■ WORK TO COMPLETE: Exactly as written, retype the lines that run from the line holding "Convert this screenshot" through the end of the records below. Do not include pictures.

■ RECORD SET:
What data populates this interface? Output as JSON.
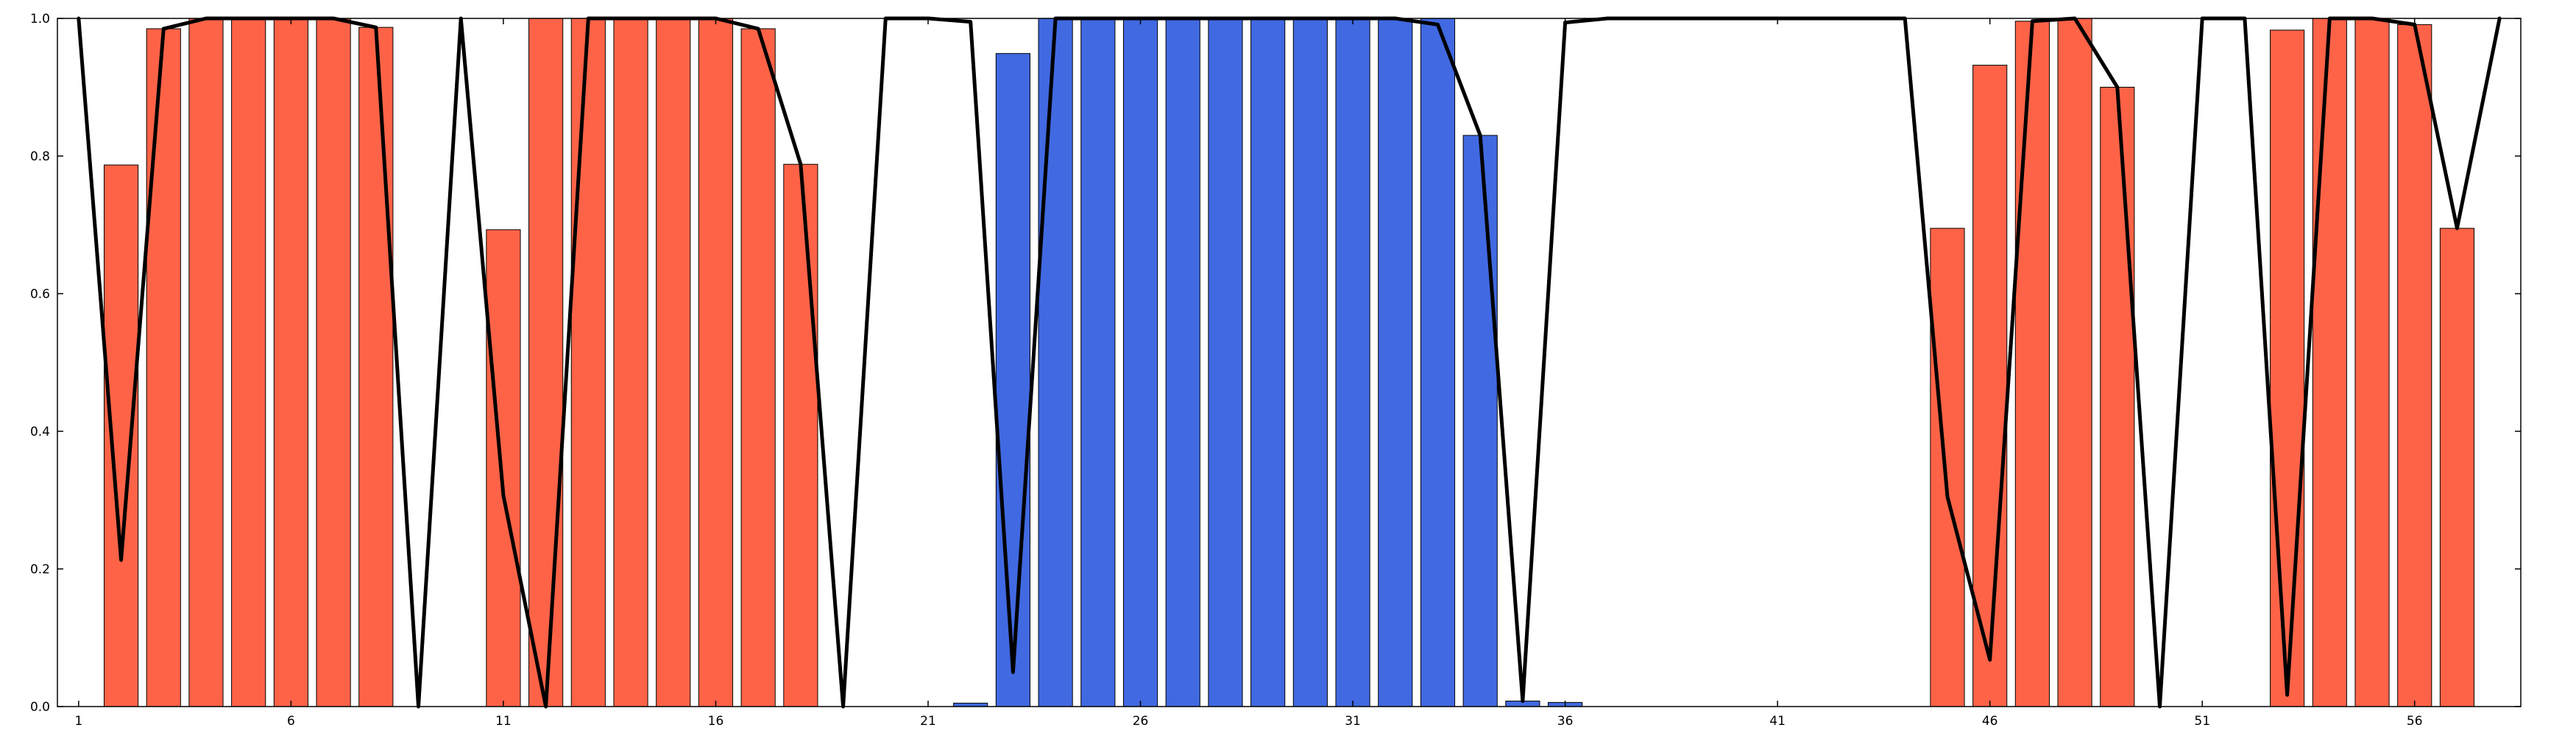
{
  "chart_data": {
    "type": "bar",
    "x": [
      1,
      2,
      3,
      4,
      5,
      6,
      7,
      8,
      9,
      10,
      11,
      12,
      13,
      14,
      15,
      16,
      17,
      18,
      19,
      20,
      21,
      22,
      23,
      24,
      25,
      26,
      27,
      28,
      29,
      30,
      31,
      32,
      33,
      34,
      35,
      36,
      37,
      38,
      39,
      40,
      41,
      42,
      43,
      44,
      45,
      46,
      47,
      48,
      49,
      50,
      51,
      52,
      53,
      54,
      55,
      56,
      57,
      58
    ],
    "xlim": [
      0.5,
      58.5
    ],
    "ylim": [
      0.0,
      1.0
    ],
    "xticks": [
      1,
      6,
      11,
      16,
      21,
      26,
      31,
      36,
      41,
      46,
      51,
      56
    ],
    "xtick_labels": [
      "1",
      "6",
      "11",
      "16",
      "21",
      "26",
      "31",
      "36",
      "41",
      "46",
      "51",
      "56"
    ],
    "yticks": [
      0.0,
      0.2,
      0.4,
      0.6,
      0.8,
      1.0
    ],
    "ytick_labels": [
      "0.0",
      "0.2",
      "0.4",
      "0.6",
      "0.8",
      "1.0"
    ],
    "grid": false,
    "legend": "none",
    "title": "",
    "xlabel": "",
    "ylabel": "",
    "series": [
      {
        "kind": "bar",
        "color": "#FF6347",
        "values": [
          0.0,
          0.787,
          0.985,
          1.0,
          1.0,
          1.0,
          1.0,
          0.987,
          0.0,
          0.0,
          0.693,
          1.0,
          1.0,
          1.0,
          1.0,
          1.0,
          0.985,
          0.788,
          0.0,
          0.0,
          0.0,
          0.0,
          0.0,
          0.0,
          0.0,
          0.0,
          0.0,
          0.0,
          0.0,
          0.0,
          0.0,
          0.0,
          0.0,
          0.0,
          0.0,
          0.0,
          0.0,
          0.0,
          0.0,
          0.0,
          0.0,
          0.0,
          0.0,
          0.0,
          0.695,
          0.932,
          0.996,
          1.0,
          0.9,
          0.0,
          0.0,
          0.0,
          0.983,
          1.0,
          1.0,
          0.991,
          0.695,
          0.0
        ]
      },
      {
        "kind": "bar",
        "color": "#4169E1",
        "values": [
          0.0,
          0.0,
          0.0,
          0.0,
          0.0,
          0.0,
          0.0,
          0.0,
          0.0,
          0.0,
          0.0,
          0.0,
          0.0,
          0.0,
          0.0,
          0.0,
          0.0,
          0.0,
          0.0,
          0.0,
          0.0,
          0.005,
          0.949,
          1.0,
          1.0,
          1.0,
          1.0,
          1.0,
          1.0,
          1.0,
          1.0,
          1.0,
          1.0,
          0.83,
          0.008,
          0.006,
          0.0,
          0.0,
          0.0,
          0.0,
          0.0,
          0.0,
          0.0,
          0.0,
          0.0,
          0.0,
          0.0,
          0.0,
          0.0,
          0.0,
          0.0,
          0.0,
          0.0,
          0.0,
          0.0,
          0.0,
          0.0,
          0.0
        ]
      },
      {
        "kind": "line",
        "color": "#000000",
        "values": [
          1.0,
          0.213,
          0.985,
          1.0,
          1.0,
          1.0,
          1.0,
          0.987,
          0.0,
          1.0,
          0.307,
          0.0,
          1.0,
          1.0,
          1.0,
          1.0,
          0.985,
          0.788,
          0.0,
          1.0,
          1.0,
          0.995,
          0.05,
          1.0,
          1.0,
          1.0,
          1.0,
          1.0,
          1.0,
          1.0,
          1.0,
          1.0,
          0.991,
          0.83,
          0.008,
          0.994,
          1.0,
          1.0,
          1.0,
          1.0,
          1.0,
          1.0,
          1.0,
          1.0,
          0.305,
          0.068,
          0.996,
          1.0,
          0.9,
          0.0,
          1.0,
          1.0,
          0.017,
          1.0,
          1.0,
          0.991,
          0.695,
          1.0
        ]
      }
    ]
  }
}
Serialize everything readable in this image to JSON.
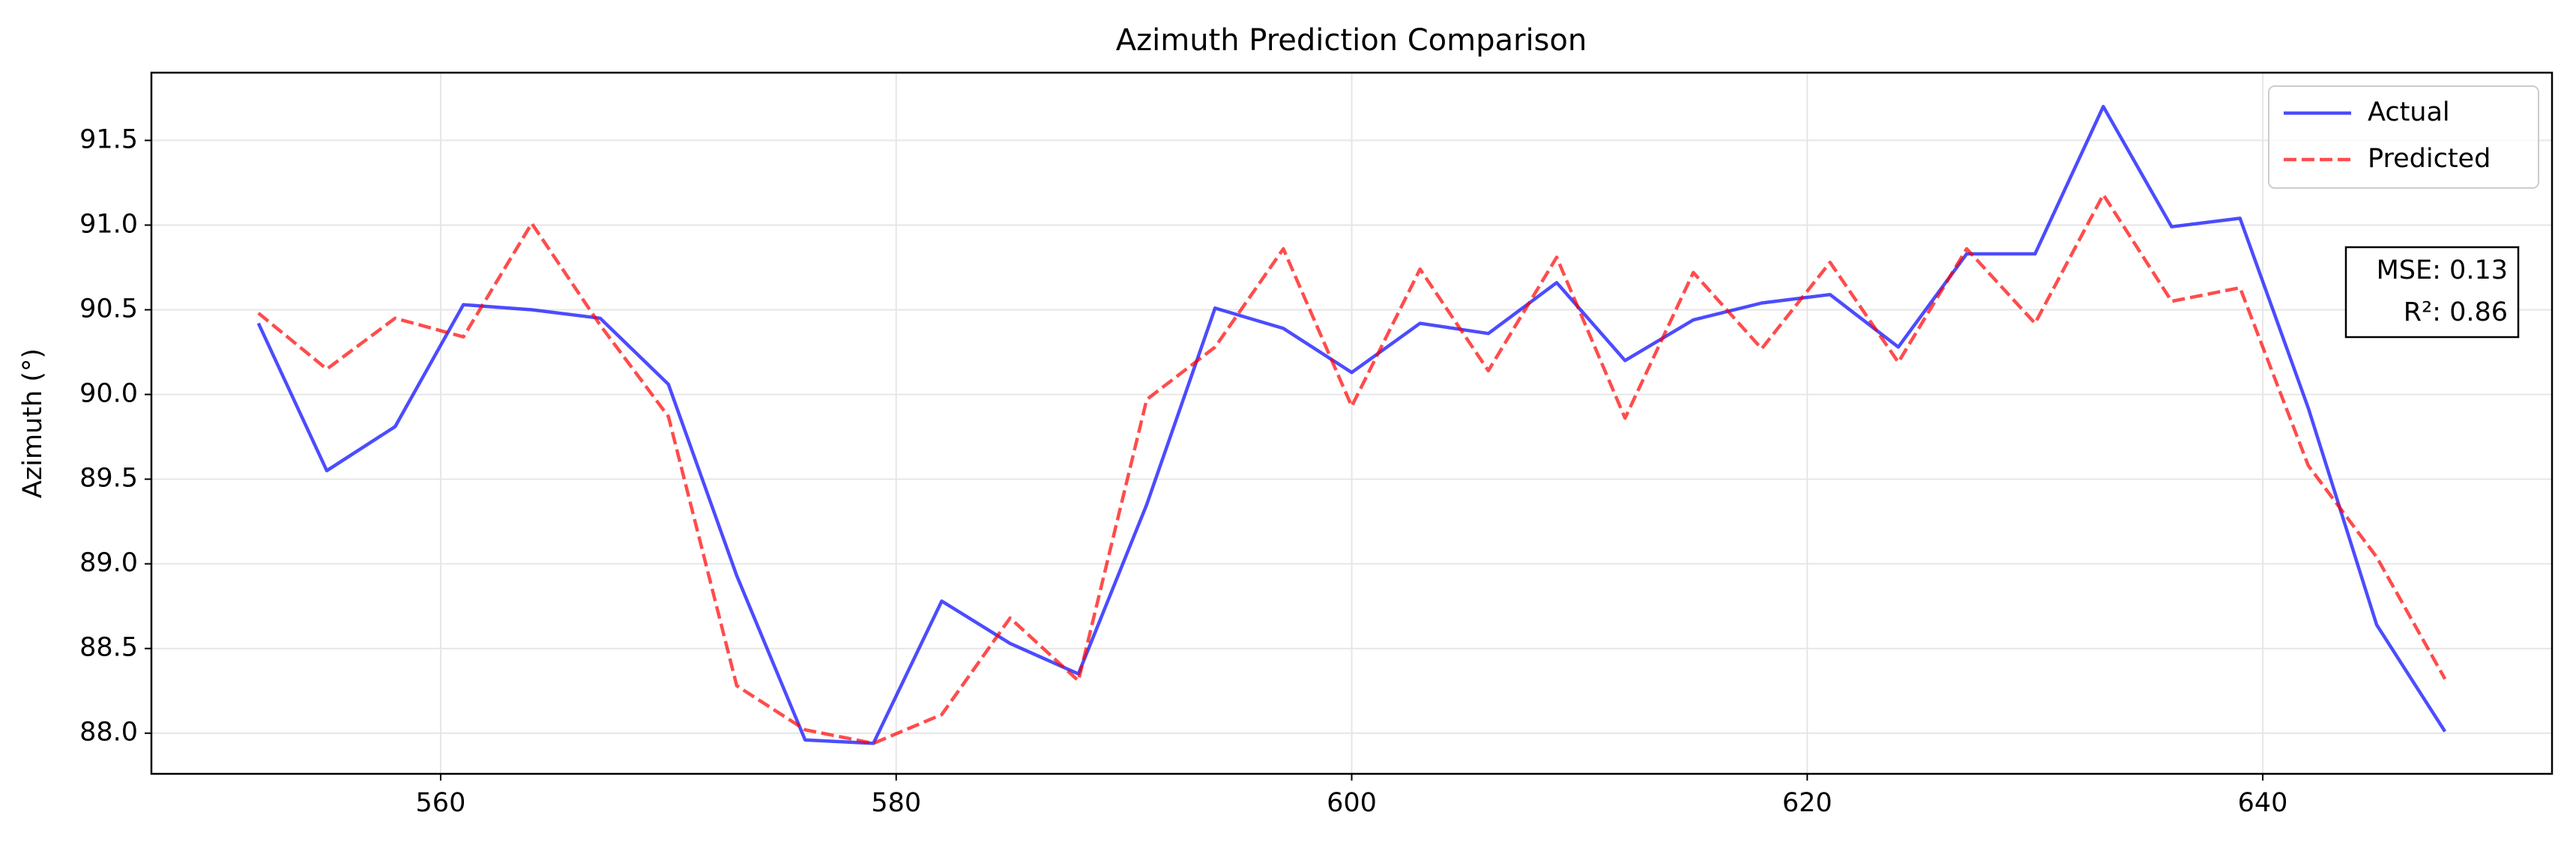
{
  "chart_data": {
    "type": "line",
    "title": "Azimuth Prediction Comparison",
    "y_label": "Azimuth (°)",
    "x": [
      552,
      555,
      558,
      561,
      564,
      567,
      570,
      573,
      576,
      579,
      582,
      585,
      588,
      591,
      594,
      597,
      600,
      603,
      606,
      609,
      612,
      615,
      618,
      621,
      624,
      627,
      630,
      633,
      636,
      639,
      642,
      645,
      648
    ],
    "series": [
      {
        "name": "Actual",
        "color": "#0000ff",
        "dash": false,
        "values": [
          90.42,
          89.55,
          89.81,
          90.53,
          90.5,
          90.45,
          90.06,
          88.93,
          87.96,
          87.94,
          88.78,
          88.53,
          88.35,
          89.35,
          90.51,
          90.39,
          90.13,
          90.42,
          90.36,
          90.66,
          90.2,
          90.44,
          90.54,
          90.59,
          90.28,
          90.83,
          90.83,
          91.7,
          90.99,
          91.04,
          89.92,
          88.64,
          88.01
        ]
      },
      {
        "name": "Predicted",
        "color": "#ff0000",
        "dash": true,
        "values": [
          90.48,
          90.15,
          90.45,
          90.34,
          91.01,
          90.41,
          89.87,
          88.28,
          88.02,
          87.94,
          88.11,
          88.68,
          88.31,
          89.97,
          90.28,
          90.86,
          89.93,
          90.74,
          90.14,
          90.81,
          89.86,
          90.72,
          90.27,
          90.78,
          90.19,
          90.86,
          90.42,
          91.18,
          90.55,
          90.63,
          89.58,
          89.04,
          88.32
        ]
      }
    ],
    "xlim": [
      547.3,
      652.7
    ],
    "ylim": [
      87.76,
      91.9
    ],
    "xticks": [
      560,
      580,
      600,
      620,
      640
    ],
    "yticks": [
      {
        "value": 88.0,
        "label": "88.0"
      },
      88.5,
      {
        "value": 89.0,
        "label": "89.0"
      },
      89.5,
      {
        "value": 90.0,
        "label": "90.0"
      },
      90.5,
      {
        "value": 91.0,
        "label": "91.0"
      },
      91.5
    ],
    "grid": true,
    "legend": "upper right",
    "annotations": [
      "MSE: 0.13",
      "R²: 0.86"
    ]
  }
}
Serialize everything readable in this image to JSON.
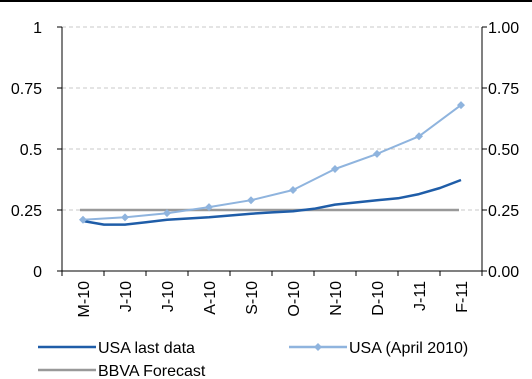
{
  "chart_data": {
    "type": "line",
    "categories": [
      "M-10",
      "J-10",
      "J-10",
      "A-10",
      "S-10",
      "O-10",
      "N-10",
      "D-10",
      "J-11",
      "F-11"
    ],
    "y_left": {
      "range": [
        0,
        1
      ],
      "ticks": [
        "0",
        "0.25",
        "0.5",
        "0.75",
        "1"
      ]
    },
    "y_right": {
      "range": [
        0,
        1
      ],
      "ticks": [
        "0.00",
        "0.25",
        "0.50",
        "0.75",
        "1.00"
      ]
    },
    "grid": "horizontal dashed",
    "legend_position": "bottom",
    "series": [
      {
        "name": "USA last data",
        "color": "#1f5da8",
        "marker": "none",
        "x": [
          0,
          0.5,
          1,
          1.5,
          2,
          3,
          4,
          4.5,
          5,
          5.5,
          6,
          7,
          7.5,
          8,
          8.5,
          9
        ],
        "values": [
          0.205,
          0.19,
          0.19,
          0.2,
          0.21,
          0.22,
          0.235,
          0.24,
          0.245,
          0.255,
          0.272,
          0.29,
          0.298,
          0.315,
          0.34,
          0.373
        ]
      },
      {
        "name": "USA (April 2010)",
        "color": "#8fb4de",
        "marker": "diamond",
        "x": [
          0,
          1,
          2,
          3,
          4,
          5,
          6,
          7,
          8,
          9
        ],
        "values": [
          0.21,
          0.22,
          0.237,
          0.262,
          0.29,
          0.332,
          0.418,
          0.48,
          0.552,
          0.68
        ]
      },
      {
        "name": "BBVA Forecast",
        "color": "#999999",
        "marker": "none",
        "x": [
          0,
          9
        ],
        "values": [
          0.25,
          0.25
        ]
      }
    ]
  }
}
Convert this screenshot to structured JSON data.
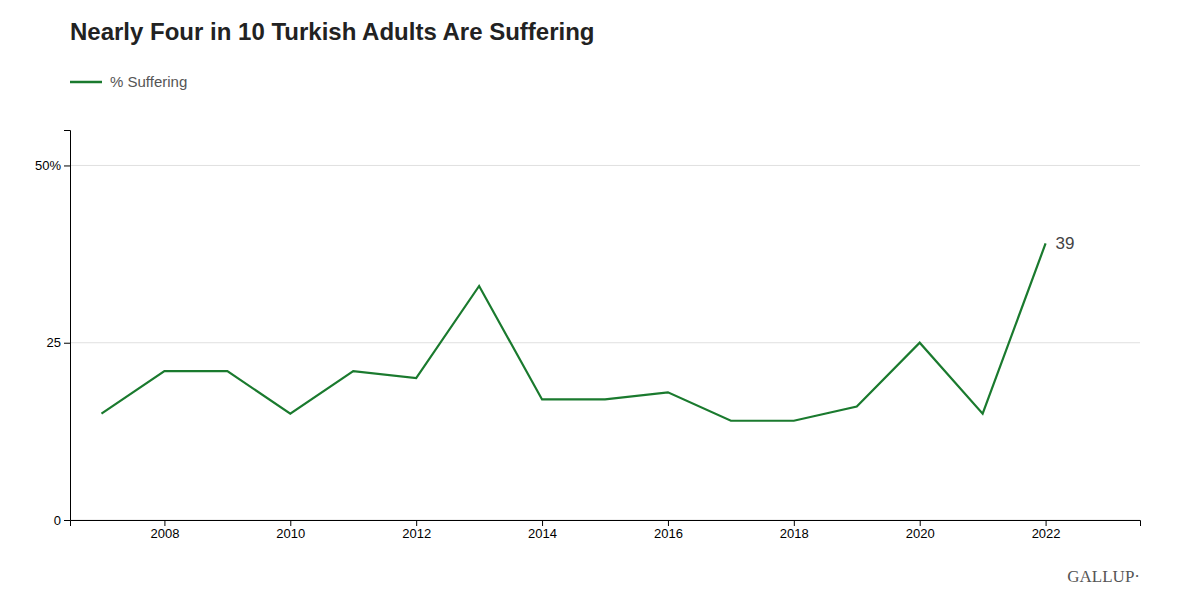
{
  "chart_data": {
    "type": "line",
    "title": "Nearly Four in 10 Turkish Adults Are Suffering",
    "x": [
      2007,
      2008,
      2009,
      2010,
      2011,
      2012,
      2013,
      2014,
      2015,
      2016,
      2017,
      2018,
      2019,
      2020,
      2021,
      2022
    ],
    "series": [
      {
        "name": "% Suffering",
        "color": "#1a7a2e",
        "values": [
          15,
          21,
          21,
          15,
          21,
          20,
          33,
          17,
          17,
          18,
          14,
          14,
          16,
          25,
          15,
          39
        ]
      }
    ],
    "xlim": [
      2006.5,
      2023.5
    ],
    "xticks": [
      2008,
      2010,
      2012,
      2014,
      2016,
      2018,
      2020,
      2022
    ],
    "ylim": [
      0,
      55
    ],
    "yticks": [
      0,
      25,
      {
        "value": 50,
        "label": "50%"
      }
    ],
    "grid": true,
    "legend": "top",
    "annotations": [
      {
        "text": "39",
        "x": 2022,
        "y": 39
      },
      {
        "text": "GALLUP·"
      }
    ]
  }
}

■ TASK RESULT:
Convert this screenshot to structured JSON data.
{
  "chart_data": {
    "type": "line",
    "title": "Nearly Four in 10 Turkish Adults Are Suffering",
    "x": [
      2007,
      2008,
      2009,
      2010,
      2011,
      2012,
      2013,
      2014,
      2015,
      2016,
      2017,
      2018,
      2019,
      2020,
      2021,
      2022
    ],
    "series": [
      {
        "name": "% Suffering",
        "color": "#1a7a2e",
        "values": [
          15,
          21,
          21,
          15,
          21,
          20,
          33,
          17,
          17,
          18,
          14,
          14,
          16,
          25,
          15,
          39
        ]
      }
    ],
    "xlim": [
      2006.5,
      2023.5
    ],
    "xticks": [
      2008,
      2010,
      2012,
      2014,
      2016,
      2018,
      2020,
      2022
    ],
    "ylim": [
      0,
      55
    ],
    "yticks": [
      0,
      25,
      {
        "value": 50,
        "label": "50%"
      }
    ],
    "grid": true,
    "legend": "top",
    "annotations": [
      {
        "text": "39",
        "x": 2022,
        "y": 39
      },
      {
        "text": "GALLUP·"
      }
    ]
  }
}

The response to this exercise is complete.